— Begin —
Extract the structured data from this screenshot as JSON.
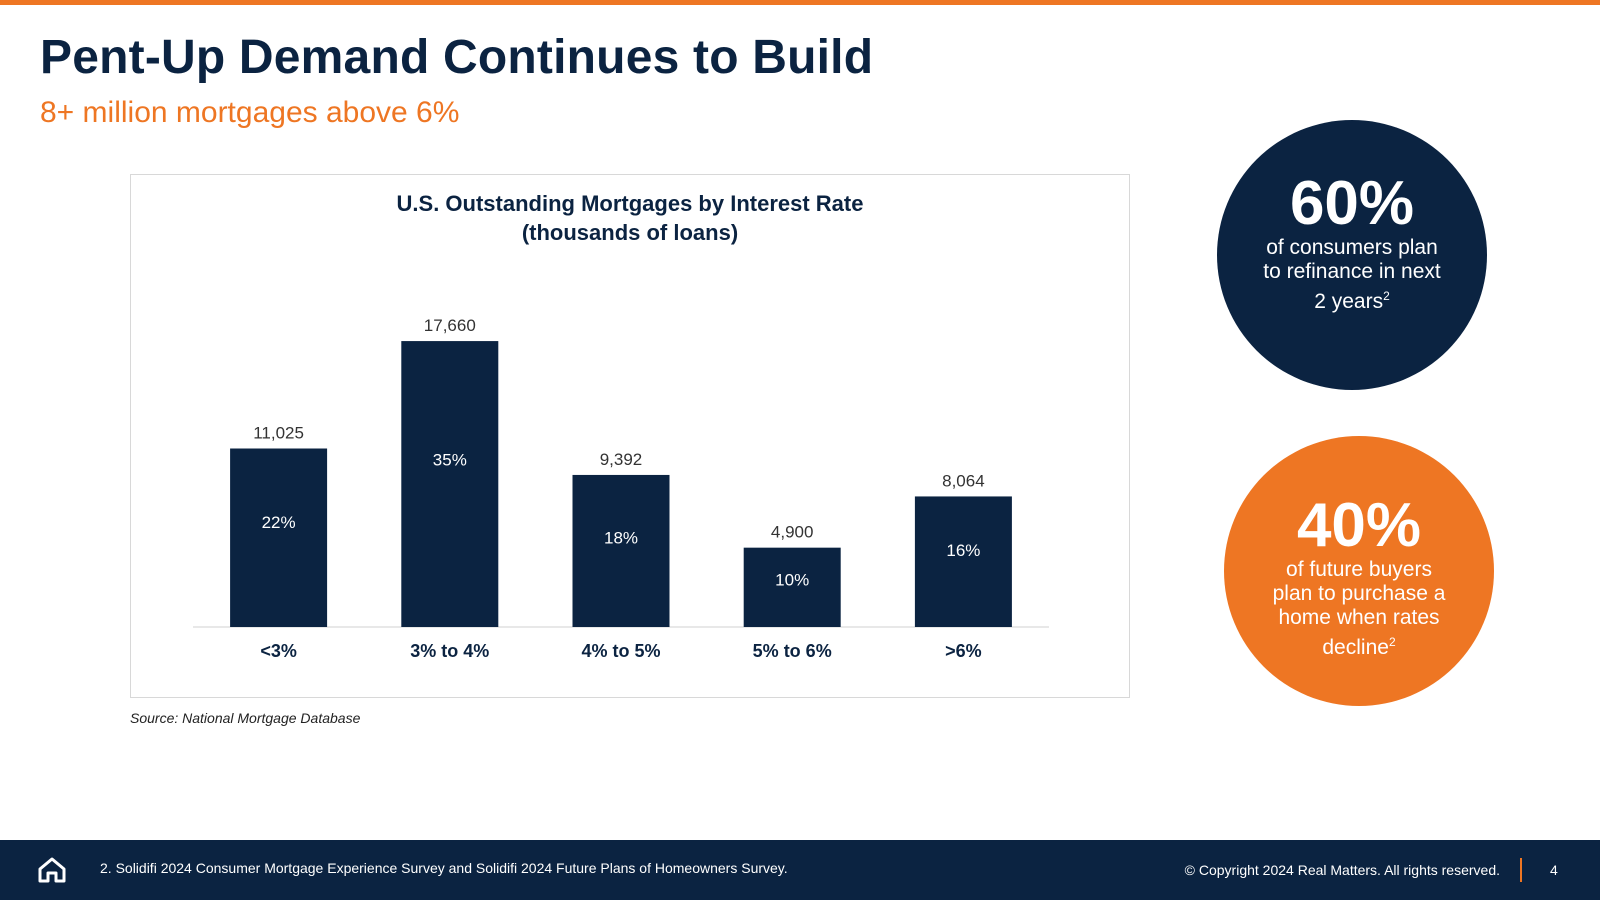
{
  "slide": {
    "title": "Pent-Up Demand Continues to Build",
    "subtitle": "8+ million mortgages above 6%",
    "source": "Source: National Mortgage Database"
  },
  "chart_data": {
    "type": "bar",
    "title_line1": "U.S. Outstanding Mortgages by Interest Rate",
    "title_line2": "(thousands of loans)",
    "categories": [
      "<3%",
      "3% to 4%",
      "4% to 5%",
      "5% to 6%",
      ">6%"
    ],
    "values": [
      11025,
      17660,
      9392,
      4900,
      8064
    ],
    "value_labels": [
      "11,025",
      "17,660",
      "9,392",
      "4,900",
      "8,064"
    ],
    "share_labels": [
      "22%",
      "35%",
      "18%",
      "10%",
      "16%"
    ],
    "ylim": [
      0,
      21000
    ],
    "xlabel": "",
    "ylabel": "",
    "grid": false,
    "bar_color": "#0B2341"
  },
  "stats": [
    {
      "value": "60%",
      "text": "of consumers plan to refinance in next 2 years",
      "sup": "2",
      "color": "#0B2341"
    },
    {
      "value": "40%",
      "text": "of future buyers plan to purchase a home when rates decline",
      "sup": "2",
      "color": "#EE7623"
    }
  ],
  "footer": {
    "footnote": "2. Solidifi 2024 Consumer Mortgage Experience Survey and Solidifi 2024 Future Plans of Homeowners Survey.",
    "copyright": "© Copyright 2024 Real Matters. All rights reserved.",
    "page_number": "4",
    "icon": "home-icon"
  },
  "colors": {
    "navy": "#0B2341",
    "orange": "#EE7623"
  }
}
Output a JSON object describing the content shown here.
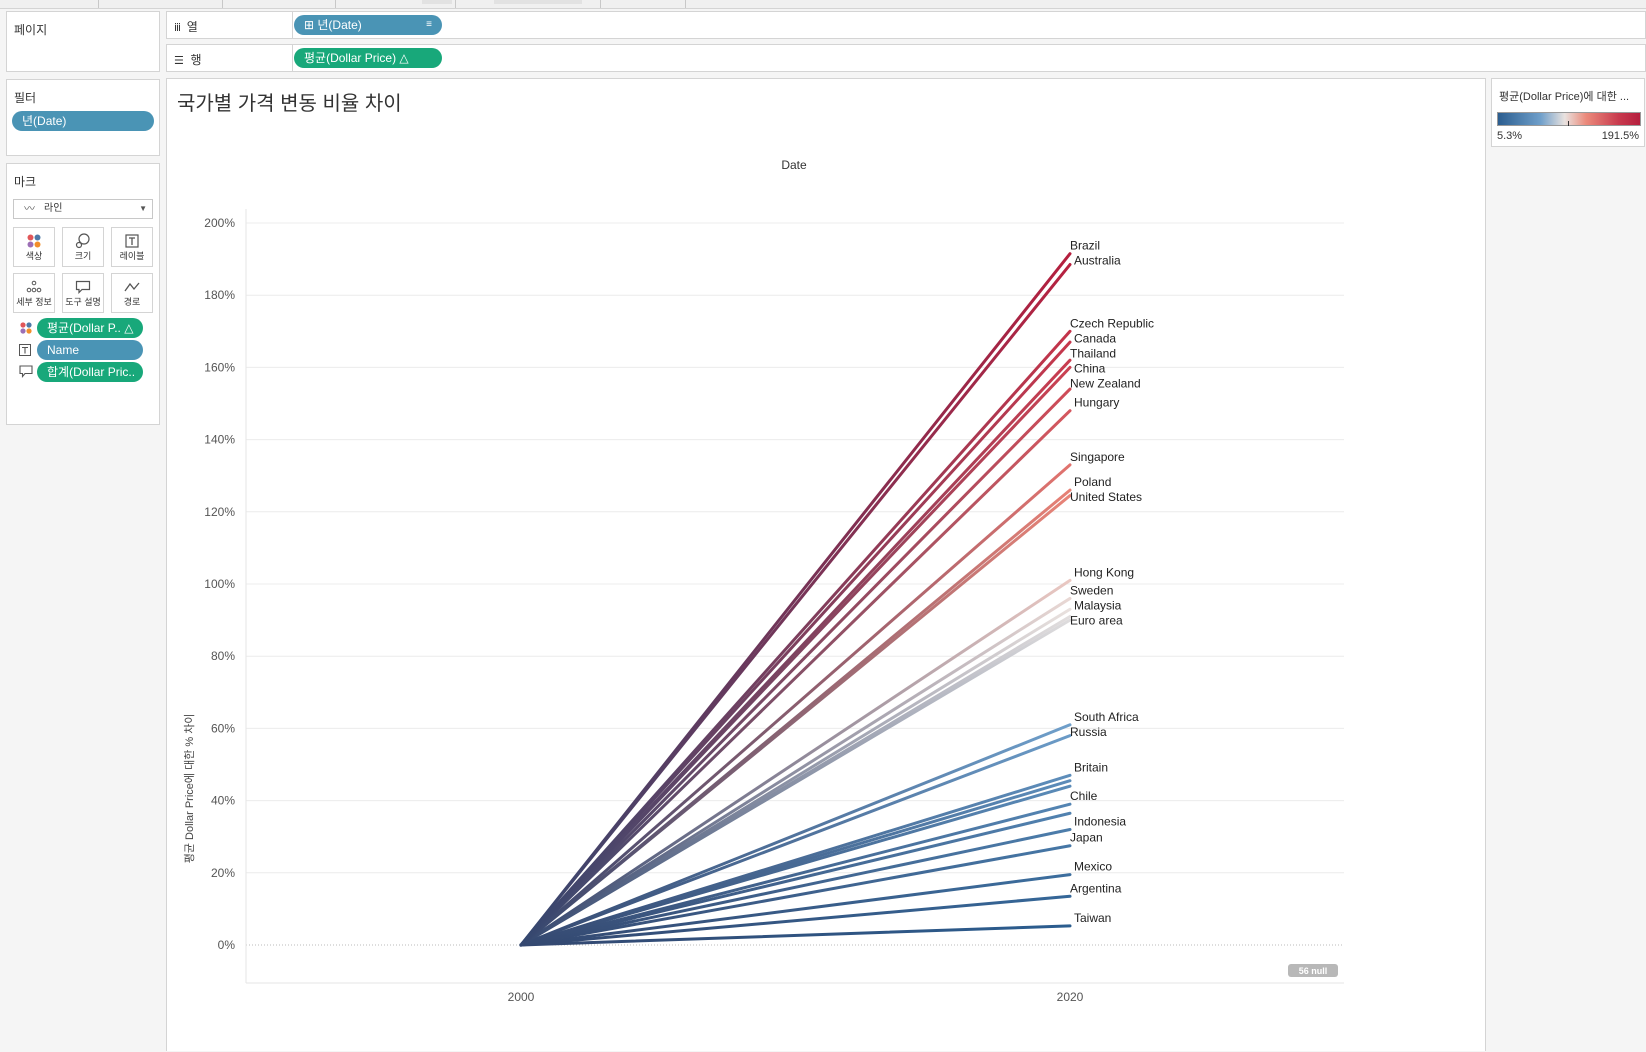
{
  "pages_panel": {
    "title": "페이지"
  },
  "filters_panel": {
    "title": "필터",
    "filter_pill": "년(Date)"
  },
  "marks_panel": {
    "title": "마크",
    "mark_type": "라인",
    "buttons": [
      {
        "label": "색상",
        "icon": "color-icon"
      },
      {
        "label": "크기",
        "icon": "size-icon"
      },
      {
        "label": "레이블",
        "icon": "label-icon"
      },
      {
        "label": "세부 정보",
        "icon": "detail-icon"
      },
      {
        "label": "도구 설명",
        "icon": "tooltip-icon"
      },
      {
        "label": "경로",
        "icon": "path-icon"
      }
    ],
    "fields": [
      {
        "label": "평균(Dollar P.. △",
        "type": "color"
      },
      {
        "label": "Name",
        "type": "text"
      },
      {
        "label": "합계(Dollar Pric..",
        "type": "tooltip"
      }
    ]
  },
  "shelves": {
    "columns": {
      "label": "열",
      "pill": "⊞ 년(Date)"
    },
    "rows": {
      "label": "행",
      "pill": "평균(Dollar Price)   △"
    }
  },
  "chart": {
    "title": "국가별 가격 변동 비율 차이",
    "null_badge": "56 null"
  },
  "color_legend": {
    "title": "평균(Dollar Price)에 대한 ...",
    "min_label": "5.3%",
    "max_label": "191.5%"
  },
  "colors": {
    "accent_blue": "#4a94b5",
    "accent_green": "#18a87a",
    "low": "#2b5d8f",
    "high": "#b51f3e"
  },
  "chart_data": {
    "type": "line",
    "title": "국가별 가격 변동 비율 차이",
    "top_axis_title": "Date",
    "xlabel": "",
    "ylabel": "평균 Dollar Price에 대한 % 차이",
    "x_ticks": [
      "2000",
      "2020"
    ],
    "x_values": [
      2000,
      2020
    ],
    "ylim": [
      -10,
      202
    ],
    "y_ticks": [
      0,
      20,
      40,
      60,
      80,
      100,
      120,
      140,
      160,
      180,
      200
    ],
    "y_tick_labels": [
      "0%",
      "20%",
      "40%",
      "60%",
      "80%",
      "100%",
      "120%",
      "140%",
      "160%",
      "180%",
      "200%"
    ],
    "color_range": [
      5.3,
      191.5
    ],
    "series": [
      {
        "name": "Brazil",
        "values": [
          0,
          191.5
        ]
      },
      {
        "name": "Australia",
        "values": [
          0,
          188.5
        ]
      },
      {
        "name": "Czech Republic",
        "values": [
          0,
          170
        ]
      },
      {
        "name": "Canada",
        "values": [
          0,
          167
        ]
      },
      {
        "name": "Thailand",
        "values": [
          0,
          162
        ]
      },
      {
        "name": "China",
        "values": [
          0,
          160
        ]
      },
      {
        "name": "New Zealand",
        "values": [
          0,
          154
        ]
      },
      {
        "name": "Hungary",
        "values": [
          0,
          148
        ]
      },
      {
        "name": "Singapore",
        "values": [
          0,
          133
        ]
      },
      {
        "name": "Poland",
        "values": [
          0,
          126
        ]
      },
      {
        "name": "United States",
        "values": [
          0,
          124.5
        ]
      },
      {
        "name": "Hong Kong",
        "values": [
          0,
          101
        ]
      },
      {
        "name": "Sweden",
        "values": [
          0,
          96
        ]
      },
      {
        "name": "Malaysia",
        "values": [
          0,
          93
        ]
      },
      {
        "name": "Euro area",
        "values": [
          0,
          91
        ]
      },
      {
        "name": "South Africa",
        "values": [
          0,
          61
        ]
      },
      {
        "name": "Russia",
        "values": [
          0,
          58
        ]
      },
      {
        "name": "Britain",
        "values": [
          0,
          47
        ]
      },
      {
        "name": "Chile",
        "values": [
          0,
          39
        ]
      },
      {
        "name": "Indonesia",
        "values": [
          0,
          32
        ]
      },
      {
        "name": "Japan",
        "values": [
          0,
          27.5
        ]
      },
      {
        "name": "Mexico",
        "values": [
          0,
          19.5
        ]
      },
      {
        "name": "Argentina",
        "values": [
          0,
          13.5
        ]
      },
      {
        "name": "Taiwan",
        "values": [
          0,
          5.3
        ]
      }
    ],
    "unlabeled_series": [
      {
        "values": [
          0,
          45.5
        ]
      },
      {
        "values": [
          0,
          44
        ]
      },
      {
        "values": [
          0,
          36.5
        ]
      },
      {
        "values": [
          0,
          90
        ]
      }
    ]
  }
}
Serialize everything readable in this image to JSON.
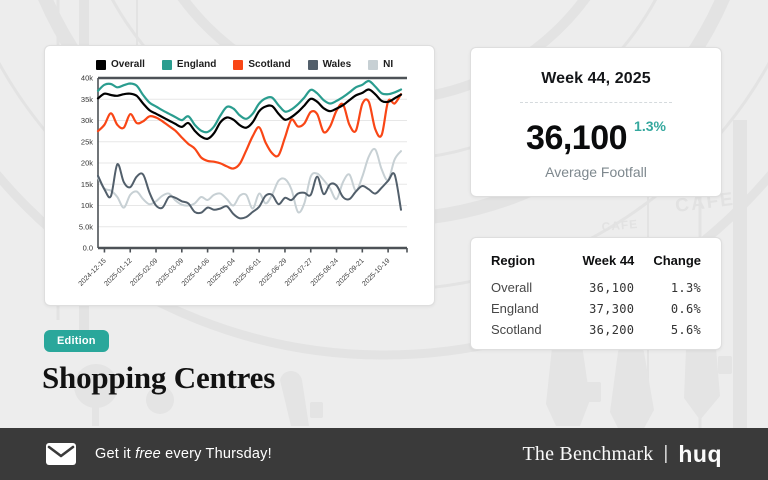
— End —
▸ **DIRECTION**
Reproduce all of the data exactly, omitting each picture it holds.

▸ **FINAL RESULT**
Extract the structured data from this screenshot as JSON.
{
  "slide": {
    "title": "Pent-Up Demand Continues to Build",
    "subtitle": "8+ million mortgages above 6%",
    "source": "Source: National Mortgage Database"
  },
  "chart_data": {
    "type": "bar",
    "title_line1": "U.S. Outstanding Mortgages by Interest Rate",
    "title_line2": "(thousands of loans)",
    "categories": [
      "<3%",
      "3% to 4%",
      "4% to 5%",
      "5% to 6%",
      ">6%"
    ],
    "values": [
      11025,
      17660,
      9392,
      4900,
      8064
    ],
    "value_labels": [
      "11,025",
      "17,660",
      "9,392",
      "4,900",
      "8,064"
    ],
    "share_labels": [
      "22%",
      "35%",
      "18%",
      "10%",
      "16%"
    ],
    "ylim": [
      0,
      21000
    ],
    "xlabel": "",
    "ylabel": "",
    "grid": false,
    "bar_color": "#0B2341"
  },
  "stats": [
    {
      "value": "60%",
      "text": "of consumers plan to refinance in next 2 years",
      "sup": "2",
      "color": "#0B2341"
    },
    {
      "value": "40%",
      "text": "of future buyers plan to purchase a home when rates decline",
      "sup": "2",
      "color": "#EE7623"
    }
  ],
  "footer": {
    "footnote": "2. Solidifi 2024 Consumer Mortgage Experience Survey and Solidifi 2024 Future Plans of Homeowners Survey.",
    "copyright": "© Copyright 2024 Real Matters. All rights reserved.",
    "page_number": "4",
    "icon": "home-icon"
  },
  "colors": {
    "navy": "#0B2341",
    "orange": "#EE7623"
  }
}
Output a JSON object describing the content shown here.
{
  "pages_panel": {
    "title": "페이지"
  },
  "filters_panel": {
    "title": "필터",
    "filter_pill": "년(Date)"
  },
  "marks_panel": {
    "title": "마크",
    "mark_type": "라인",
    "buttons": [
      {
        "label": "색상",
        "icon": "color-icon"
      },
      {
        "label": "크기",
        "icon": "size-icon"
      },
      {
        "label": "레이블",
        "icon": "label-icon"
      },
      {
        "label": "세부 정보",
        "icon": "detail-icon"
      },
      {
        "label": "도구 설명",
        "icon": "tooltip-icon"
      },
      {
        "label": "경로",
        "icon": "path-icon"
      }
    ],
    "fields": [
      {
        "label": "평균(Dollar P.. △",
        "type": "color"
      },
      {
        "label": "Name",
        "type": "text"
      },
      {
        "label": "합계(Dollar Pric..",
        "type": "tooltip"
      }
    ]
  },
  "shelves": {
    "columns": {
      "label": "열",
      "pill": "⊞ 년(Date)"
    },
    "rows": {
      "label": "행",
      "pill": "평균(Dollar Price)   △"
    }
  },
  "chart": {
    "title": "국가별 가격 변동 비율 차이",
    "null_badge": "56 null"
  },
  "color_legend": {
    "title": "평균(Dollar Price)에 대한 ...",
    "min_label": "5.3%",
    "max_label": "191.5%"
  },
  "colors": {
    "accent_blue": "#4a94b5",
    "accent_green": "#18a87a",
    "low": "#2b5d8f",
    "high": "#b51f3e"
  },
  "chart_data": {
    "type": "line",
    "title": "국가별 가격 변동 비율 차이",
    "top_axis_title": "Date",
    "xlabel": "",
    "ylabel": "평균 Dollar Price에 대한 % 차이",
    "x_ticks": [
      "2000",
      "2020"
    ],
    "x_values": [
      2000,
      2020
    ],
    "ylim": [
      -10,
      202
    ],
    "y_ticks": [
      0,
      20,
      40,
      60,
      80,
      100,
      120,
      140,
      160,
      180,
      200
    ],
    "y_tick_labels": [
      "0%",
      "20%",
      "40%",
      "60%",
      "80%",
      "100%",
      "120%",
      "140%",
      "160%",
      "180%",
      "200%"
    ],
    "color_range": [
      5.3,
      191.5
    ],
    "series": [
      {
        "name": "Brazil",
        "values": [
          0,
          191.5
        ]
      },
      {
        "name": "Australia",
        "values": [
          0,
          188.5
        ]
      },
      {
        "name": "Czech Republic",
        "values": [
          0,
          170
        ]
      },
      {
        "name": "Canada",
        "values": [
          0,
          167
        ]
      },
      {
        "name": "Thailand",
        "values": [
          0,
          162
        ]
      },
      {
        "name": "China",
        "values": [
          0,
          160
        ]
      },
      {
        "name": "New Zealand",
        "values": [
          0,
          154
        ]
      },
      {
        "name": "Hungary",
        "values": [
          0,
          148
        ]
      },
      {
        "name": "Singapore",
        "values": [
          0,
          133
        ]
      },
      {
        "name": "Poland",
        "values": [
          0,
          126
        ]
      },
      {
        "name": "United States",
        "values": [
          0,
          124.5
        ]
      },
      {
        "name": "Hong Kong",
        "values": [
          0,
          101
        ]
      },
      {
        "name": "Sweden",
        "values": [
          0,
          96
        ]
      },
      {
        "name": "Malaysia",
        "values": [
          0,
          93
        ]
      },
      {
        "name": "Euro area",
        "values": [
          0,
          91
        ]
      },
      {
        "name": "South Africa",
        "values": [
          0,
          61
        ]
      },
      {
        "name": "Russia",
        "values": [
          0,
          58
        ]
      },
      {
        "name": "Britain",
        "values": [
          0,
          47
        ]
      },
      {
        "name": "Chile",
        "values": [
          0,
          39
        ]
      },
      {
        "name": "Indonesia",
        "values": [
          0,
          32
        ]
      },
      {
        "name": "Japan",
        "values": [
          0,
          27.5
        ]
      },
      {
        "name": "Mexico",
        "values": [
          0,
          19.5
        ]
      },
      {
        "name": "Argentina",
        "values": [
          0,
          13.5
        ]
      },
      {
        "name": "Taiwan",
        "values": [
          0,
          5.3
        ]
      }
    ],
    "unlabeled_series": [
      {
        "values": [
          0,
          45.5
        ]
      },
      {
        "values": [
          0,
          44
        ]
      },
      {
        "values": [
          0,
          36.5
        ]
      },
      {
        "values": [
          0,
          90
        ]
      }
    ]
  }
}
Serialize everything readable in this image to JSON.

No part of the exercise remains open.